Each entry below must be repeated exactly, with pictures left out.

--- BEGIN ---

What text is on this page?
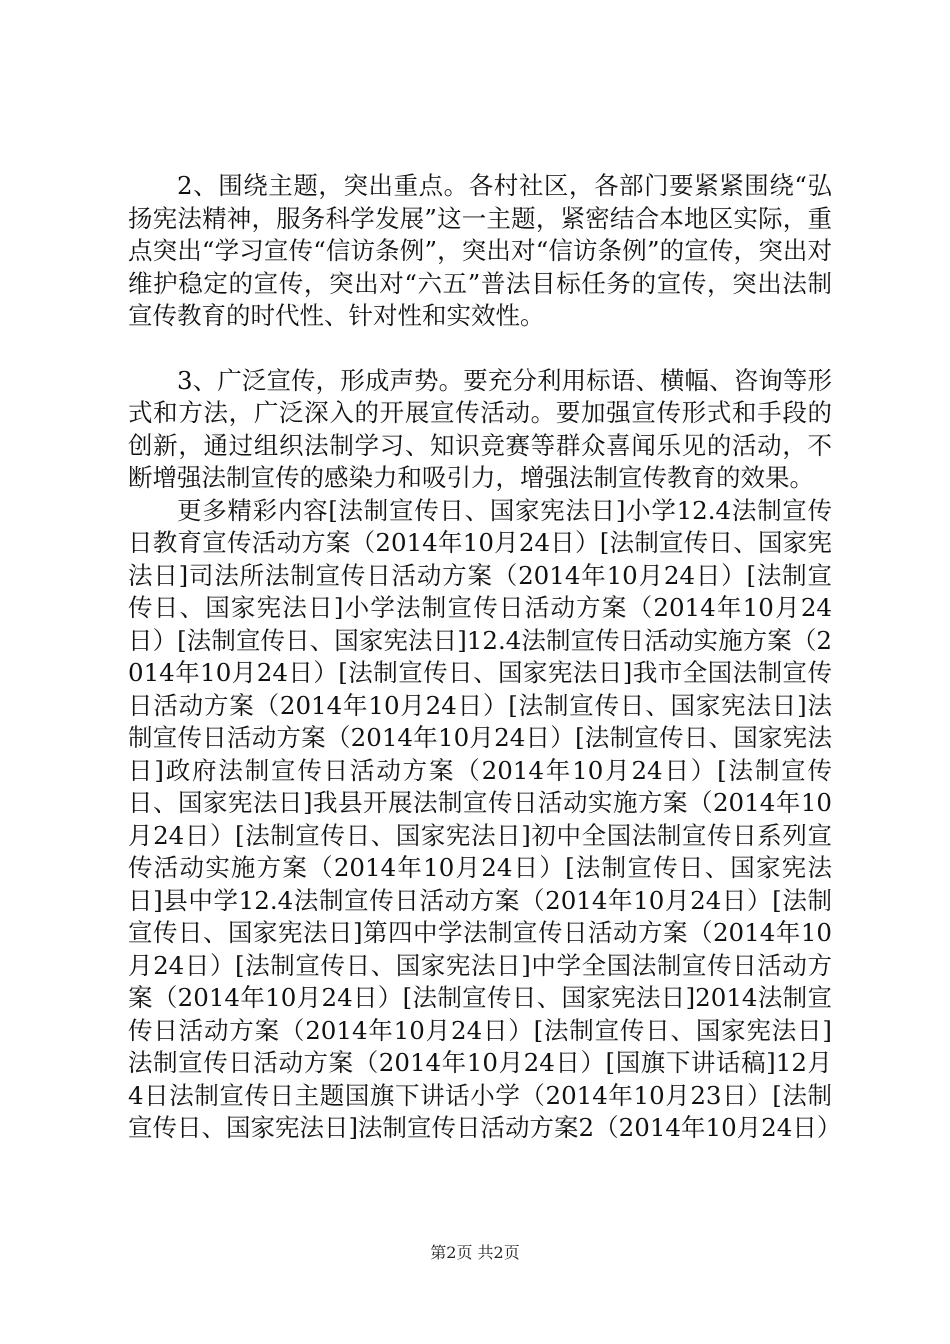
2、围绕主题，突出重点。各村社区，各部门要紧紧围绕“弘扬宪法精神，服务科学发展”这一主题，紧密结合本地区实际，重点突出“学习宣传“信访条例”，突出对“信访条例”的宣传，突出对维护稳定的宣传，突出对“六五”普法目标任务的宣传，突出法制宣传教育的时代性、针对性和实效性。

3、广泛宣传，形成声势。要充分利用标语、横幅、咨询等形式和方法，广泛深入的开展宣传活动。要加强宣传形式和手段的创新，通过组织法制学习、知识竞赛等群众喜闻乐见的活动，不断增强法制宣传的感染力和吸引力，增强法制宣传教育的效果。

更多精彩内容[法制宣传日、国家宪法日]小学12.4法制宣传日教育宣传活动方案（2014年10月24日）[法制宣传日、国家宪法日]司法所法制宣传日活动方案（2014年10月24日）[法制宣传日、国家宪法日]小学法制宣传日活动方案（2014年10月24日）[法制宣传日、国家宪法日]12.4法制宣传日活动实施方案（2014年10月24日）[法制宣传日、国家宪法日]我市全国法制宣传日活动方案（2014年10月24日）[法制宣传日、国家宪法日]法制宣传日活动方案（2014年10月24日）[法制宣传日、国家宪法日]政府法制宣传日活动方案（2014年10月24日）[法制宣传日、国家宪法日]我县开展法制宣传日活动实施方案（2014年10月24日）[法制宣传日、国家宪法日]初中全国法制宣传日系列宣传活动实施方案（2014年10月24日）[法制宣传日、国家宪法日]县中学12.4法制宣传日活动方案（2014年10月24日）[法制宣传日、国家宪法日]第四中学法制宣传日活动方案（2014年10月24日）[法制宣传日、国家宪法日]中学全国法制宣传日活动方案（2014年10月24日）[法制宣传日、国家宪法日]2014法制宣传日活动方案（2014年10月24日）[法制宣传日、国家宪法日]法制宣传日活动方案（2014年10月24日）[国旗下讲话稿]12月4日法制宣传日主题国旗下讲话小学（2014年10月23日）[法制宣传日、国家宪法日]法制宣传日活动方案2（2014年10月24日）

第2页 共2页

--- END ---

Exercise response:
What text is on this page?
2、围绕主题，突出重点。各村社区，各部门要紧紧围绕“弘扬宪法精神，服务科学发展”这一主题，紧密结合本地区实际，重点突出“学习宣传“信访条例”，突出对“信访条例”的宣传，突出对维护稳定的宣传，突出对“六五”普法目标任务的宣传，突出法制宣传教育的时代性、针对性和实效性。

3、广泛宣传，形成声势。要充分利用标语、横幅、咨询等形式和方法，广泛深入的开展宣传活动。要加强宣传形式和手段的创新，通过组织法制学习、知识竞赛等群众喜闻乐见的活动，不断增强法制宣传的感染力和吸引力，增强法制宣传教育的效果。

更多精彩内容[法制宣传日、国家宪法日]小学12.4法制宣传日教育宣传活动方案（2014年10月24日）[法制宣传日、国家宪法日]司法所法制宣传日活动方案（2014年10月24日）[法制宣传日、国家宪法日]小学法制宣传日活动方案（2014年10月24日）[法制宣传日、国家宪法日]12.4法制宣传日活动实施方案（2014年10月24日）[法制宣传日、国家宪法日]我市全国法制宣传日活动方案（2014年10月24日）[法制宣传日、国家宪法日]法制宣传日活动方案（2014年10月24日）[法制宣传日、国家宪法日]政府法制宣传日活动方案（2014年10月24日）[法制宣传日、国家宪法日]我县开展法制宣传日活动实施方案（2014年10月24日）[法制宣传日、国家宪法日]初中全国法制宣传日系列宣传活动实施方案（2014年10月24日）[法制宣传日、国家宪法日]县中学12.4法制宣传日活动方案（2014年10月24日）[法制宣传日、国家宪法日]第四中学法制宣传日活动方案（2014年10月24日）[法制宣传日、国家宪法日]中学全国法制宣传日活动方案（2014年10月24日）[法制宣传日、国家宪法日]2014法制宣传日活动方案（2014年10月24日）[法制宣传日、国家宪法日]法制宣传日活动方案（2014年10月24日）[国旗下讲话稿]12月4日法制宣传日主题国旗下讲话小学（2014年10月23日）[法制宣传日、国家宪法日]法制宣传日活动方案2（2014年10月24日）

第2页 共2页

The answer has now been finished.